**Work to complete**
Write the records out again, keeping each line exactly as it is.

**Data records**
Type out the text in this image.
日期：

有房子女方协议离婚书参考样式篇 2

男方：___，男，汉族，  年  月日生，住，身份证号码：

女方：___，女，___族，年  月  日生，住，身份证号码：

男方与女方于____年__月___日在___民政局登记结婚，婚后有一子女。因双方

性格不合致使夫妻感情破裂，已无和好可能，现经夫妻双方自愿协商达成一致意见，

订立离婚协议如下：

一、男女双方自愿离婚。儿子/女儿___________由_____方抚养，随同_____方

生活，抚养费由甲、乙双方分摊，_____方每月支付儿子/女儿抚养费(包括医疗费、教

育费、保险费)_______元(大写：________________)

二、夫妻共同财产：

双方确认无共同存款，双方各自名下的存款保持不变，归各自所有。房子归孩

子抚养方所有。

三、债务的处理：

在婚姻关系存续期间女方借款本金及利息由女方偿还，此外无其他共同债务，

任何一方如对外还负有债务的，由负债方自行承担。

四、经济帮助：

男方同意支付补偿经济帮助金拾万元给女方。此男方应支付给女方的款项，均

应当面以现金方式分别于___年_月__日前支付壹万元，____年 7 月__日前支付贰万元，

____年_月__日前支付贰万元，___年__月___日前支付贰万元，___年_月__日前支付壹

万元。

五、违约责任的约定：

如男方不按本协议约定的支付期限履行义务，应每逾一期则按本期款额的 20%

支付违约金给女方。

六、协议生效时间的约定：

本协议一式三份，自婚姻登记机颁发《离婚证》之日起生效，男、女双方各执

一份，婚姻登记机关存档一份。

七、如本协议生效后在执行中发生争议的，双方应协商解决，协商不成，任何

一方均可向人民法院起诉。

**Reply to the exercise**
Type out the text in this image.
日期：

有房子女方协议离婚书参考样式篇 2

男方：___，男，汉族，  年  月日生，住，身份证号码：

女方：___，女，___族，年  月  日生，住，身份证号码：

男方与女方于____年__月___日在___民政局登记结婚，婚后有一子女。因双方

性格不合致使夫妻感情破裂，已无和好可能，现经夫妻双方自愿协商达成一致意见，

订立离婚协议如下：

一、男女双方自愿离婚。儿子/女儿___________由_____方抚养，随同_____方

生活，抚养费由甲、乙双方分摊，_____方每月支付儿子/女儿抚养费(包括医疗费、教

育费、保险费)_______元(大写：________________)

二、夫妻共同财产：

双方确认无共同存款，双方各自名下的存款保持不变，归各自所有。房子归孩

子抚养方所有。

三、债务的处理：

在婚姻关系存续期间女方借款本金及利息由女方偿还，此外无其他共同债务，

任何一方如对外还负有债务的，由负债方自行承担。

四、经济帮助：

男方同意支付补偿经济帮助金拾万元给女方。此男方应支付给女方的款项，均

应当面以现金方式分别于___年_月__日前支付壹万元，____年 7 月__日前支付贰万元，

____年_月__日前支付贰万元，___年__月___日前支付贰万元，___年_月__日前支付壹

万元。

五、违约责任的约定：

如男方不按本协议约定的支付期限履行义务，应每逾一期则按本期款额的 20%

支付违约金给女方。

六、协议生效时间的约定：

本协议一式三份，自婚姻登记机颁发《离婚证》之日起生效，男、女双方各执

一份，婚姻登记机关存档一份。

七、如本协议生效后在执行中发生争议的，双方应协商解决，协商不成，任何

一方均可向人民法院起诉。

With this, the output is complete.